==== SUPPLIED DATA
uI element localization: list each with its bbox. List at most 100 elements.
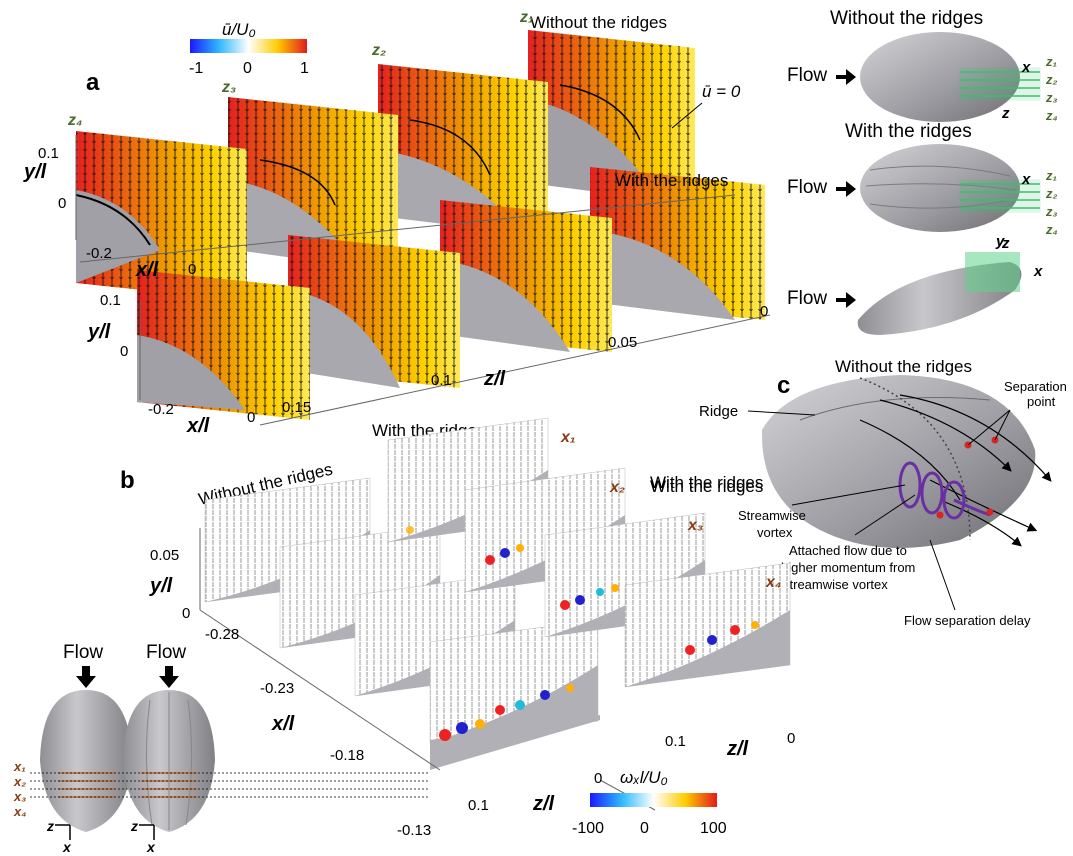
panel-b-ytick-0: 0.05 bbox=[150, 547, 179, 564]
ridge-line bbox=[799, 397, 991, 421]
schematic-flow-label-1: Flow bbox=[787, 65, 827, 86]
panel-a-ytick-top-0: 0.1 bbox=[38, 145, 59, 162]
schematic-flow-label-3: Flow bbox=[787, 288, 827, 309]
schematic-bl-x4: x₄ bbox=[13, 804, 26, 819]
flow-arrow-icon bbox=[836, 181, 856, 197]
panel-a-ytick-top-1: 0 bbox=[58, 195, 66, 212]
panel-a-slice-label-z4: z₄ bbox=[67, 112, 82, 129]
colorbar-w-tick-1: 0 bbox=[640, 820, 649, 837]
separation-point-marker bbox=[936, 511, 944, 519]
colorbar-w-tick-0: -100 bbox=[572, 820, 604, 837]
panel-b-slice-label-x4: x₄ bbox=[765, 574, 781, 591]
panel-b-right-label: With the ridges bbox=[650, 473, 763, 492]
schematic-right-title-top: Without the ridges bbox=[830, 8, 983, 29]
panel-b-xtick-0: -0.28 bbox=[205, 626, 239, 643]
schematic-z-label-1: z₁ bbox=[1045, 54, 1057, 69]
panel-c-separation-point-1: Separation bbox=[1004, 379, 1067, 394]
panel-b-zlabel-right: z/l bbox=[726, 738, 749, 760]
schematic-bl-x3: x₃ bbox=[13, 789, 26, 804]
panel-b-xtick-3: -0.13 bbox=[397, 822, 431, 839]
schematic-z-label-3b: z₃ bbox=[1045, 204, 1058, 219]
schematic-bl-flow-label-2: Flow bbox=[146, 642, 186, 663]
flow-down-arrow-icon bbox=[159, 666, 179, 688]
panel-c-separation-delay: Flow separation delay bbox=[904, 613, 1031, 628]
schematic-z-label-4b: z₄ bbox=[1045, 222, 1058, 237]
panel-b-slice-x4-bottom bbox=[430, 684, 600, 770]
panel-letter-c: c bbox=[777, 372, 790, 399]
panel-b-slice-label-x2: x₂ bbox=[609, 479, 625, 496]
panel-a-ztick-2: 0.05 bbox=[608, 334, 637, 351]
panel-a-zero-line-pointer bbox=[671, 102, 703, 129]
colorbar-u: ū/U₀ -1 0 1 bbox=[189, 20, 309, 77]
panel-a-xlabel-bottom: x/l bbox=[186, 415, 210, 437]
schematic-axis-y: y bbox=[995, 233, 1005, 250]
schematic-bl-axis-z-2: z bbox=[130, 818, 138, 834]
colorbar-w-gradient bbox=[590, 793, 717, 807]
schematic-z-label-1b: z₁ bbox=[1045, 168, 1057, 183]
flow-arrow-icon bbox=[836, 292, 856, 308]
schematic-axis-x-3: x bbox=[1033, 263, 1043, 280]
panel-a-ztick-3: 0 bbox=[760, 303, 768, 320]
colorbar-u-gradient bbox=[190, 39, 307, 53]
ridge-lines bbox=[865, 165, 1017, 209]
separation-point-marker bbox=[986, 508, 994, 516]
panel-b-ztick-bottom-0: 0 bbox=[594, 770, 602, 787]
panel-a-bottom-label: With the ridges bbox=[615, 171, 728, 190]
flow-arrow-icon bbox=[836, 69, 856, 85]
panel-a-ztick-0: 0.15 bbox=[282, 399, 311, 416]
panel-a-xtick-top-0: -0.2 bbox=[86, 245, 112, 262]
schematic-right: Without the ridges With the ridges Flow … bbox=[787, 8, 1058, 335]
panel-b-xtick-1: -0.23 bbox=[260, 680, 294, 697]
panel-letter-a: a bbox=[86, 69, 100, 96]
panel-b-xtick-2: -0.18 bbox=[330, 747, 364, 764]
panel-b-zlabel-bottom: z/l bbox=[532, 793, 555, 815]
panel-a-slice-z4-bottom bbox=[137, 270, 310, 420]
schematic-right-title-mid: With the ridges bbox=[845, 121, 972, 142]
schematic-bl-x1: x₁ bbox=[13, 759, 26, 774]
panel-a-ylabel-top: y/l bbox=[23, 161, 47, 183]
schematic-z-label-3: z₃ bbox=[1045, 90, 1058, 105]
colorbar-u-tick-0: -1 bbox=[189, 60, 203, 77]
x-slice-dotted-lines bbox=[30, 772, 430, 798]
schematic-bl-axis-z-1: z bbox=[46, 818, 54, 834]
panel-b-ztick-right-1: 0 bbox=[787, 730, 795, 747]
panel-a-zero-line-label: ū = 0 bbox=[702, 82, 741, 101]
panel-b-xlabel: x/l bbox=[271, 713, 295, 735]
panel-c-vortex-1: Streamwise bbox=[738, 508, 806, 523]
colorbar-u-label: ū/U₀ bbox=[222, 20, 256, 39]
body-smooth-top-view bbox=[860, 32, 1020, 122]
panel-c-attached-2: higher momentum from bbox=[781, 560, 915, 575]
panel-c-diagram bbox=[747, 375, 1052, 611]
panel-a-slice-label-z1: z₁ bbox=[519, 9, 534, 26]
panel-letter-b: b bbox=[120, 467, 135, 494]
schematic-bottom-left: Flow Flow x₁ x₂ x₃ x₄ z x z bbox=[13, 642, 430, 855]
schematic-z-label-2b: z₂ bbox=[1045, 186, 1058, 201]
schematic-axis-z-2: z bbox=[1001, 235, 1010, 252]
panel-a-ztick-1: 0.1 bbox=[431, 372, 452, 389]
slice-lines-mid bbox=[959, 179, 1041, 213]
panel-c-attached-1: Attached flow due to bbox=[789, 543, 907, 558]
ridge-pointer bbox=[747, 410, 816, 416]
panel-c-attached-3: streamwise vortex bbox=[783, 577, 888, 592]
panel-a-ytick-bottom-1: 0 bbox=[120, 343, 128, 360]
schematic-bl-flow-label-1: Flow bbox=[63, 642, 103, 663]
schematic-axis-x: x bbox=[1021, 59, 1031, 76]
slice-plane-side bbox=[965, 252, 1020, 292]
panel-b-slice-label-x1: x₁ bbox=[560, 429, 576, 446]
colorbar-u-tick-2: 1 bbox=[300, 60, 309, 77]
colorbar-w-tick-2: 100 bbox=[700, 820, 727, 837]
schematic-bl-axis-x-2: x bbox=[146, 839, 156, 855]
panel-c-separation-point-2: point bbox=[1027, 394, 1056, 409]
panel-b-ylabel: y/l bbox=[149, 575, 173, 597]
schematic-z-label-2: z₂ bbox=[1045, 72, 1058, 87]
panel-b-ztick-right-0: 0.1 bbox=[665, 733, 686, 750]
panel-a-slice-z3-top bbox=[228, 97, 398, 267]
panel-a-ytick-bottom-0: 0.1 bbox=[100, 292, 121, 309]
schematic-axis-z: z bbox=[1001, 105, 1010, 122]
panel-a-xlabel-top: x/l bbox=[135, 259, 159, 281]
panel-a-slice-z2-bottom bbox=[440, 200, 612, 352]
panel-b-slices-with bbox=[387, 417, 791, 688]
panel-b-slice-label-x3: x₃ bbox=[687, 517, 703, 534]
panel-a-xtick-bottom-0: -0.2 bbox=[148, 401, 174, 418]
========
Copy out the lines verbatim, beginning with the line containing "panel-b-ytick-0: 0.05 bbox=[150, 547, 179, 564]" and continuing through the line containing "panel-b-slice-x4-bottom bbox=[430, 684, 600, 770]".

panel-b-ytick-0: 0.05 bbox=[150, 547, 179, 564]
ridge-line bbox=[799, 397, 991, 421]
schematic-flow-label-1: Flow bbox=[787, 65, 827, 86]
panel-a-ytick-top-0: 0.1 bbox=[38, 145, 59, 162]
schematic-flow-label-3: Flow bbox=[787, 288, 827, 309]
schematic-bl-x4: x₄ bbox=[13, 804, 26, 819]
flow-arrow-icon bbox=[836, 181, 856, 197]
panel-a-ytick-top-1: 0 bbox=[58, 195, 66, 212]
panel-a-slice-label-z4: z₄ bbox=[67, 112, 82, 129]
colorbar-w-tick-1: 0 bbox=[640, 820, 649, 837]
separation-point-marker bbox=[936, 511, 944, 519]
colorbar-w-tick-0: -100 bbox=[572, 820, 604, 837]
panel-b-slice-label-x4: x₄ bbox=[765, 574, 781, 591]
panel-b-right-label: With the ridges bbox=[650, 473, 763, 492]
schematic-right-title-top: Without the ridges bbox=[830, 8, 983, 29]
panel-b-xtick-0: -0.28 bbox=[205, 626, 239, 643]
schematic-z-label-1: z₁ bbox=[1045, 54, 1057, 69]
panel-c-separation-point-1: Separation bbox=[1004, 379, 1067, 394]
panel-b-zlabel-right: z/l bbox=[726, 738, 749, 760]
schematic-bl-x3: x₃ bbox=[13, 789, 26, 804]
panel-b-xtick-3: -0.13 bbox=[397, 822, 431, 839]
schematic-z-label-3b: z₃ bbox=[1045, 204, 1058, 219]
schematic-bl-flow-label-2: Flow bbox=[146, 642, 186, 663]
flow-down-arrow-icon bbox=[159, 666, 179, 688]
panel-c-separation-delay: Flow separation delay bbox=[904, 613, 1031, 628]
schematic-z-label-4b: z₄ bbox=[1045, 222, 1058, 237]
panel-b-slice-x4-bottom bbox=[430, 684, 600, 770]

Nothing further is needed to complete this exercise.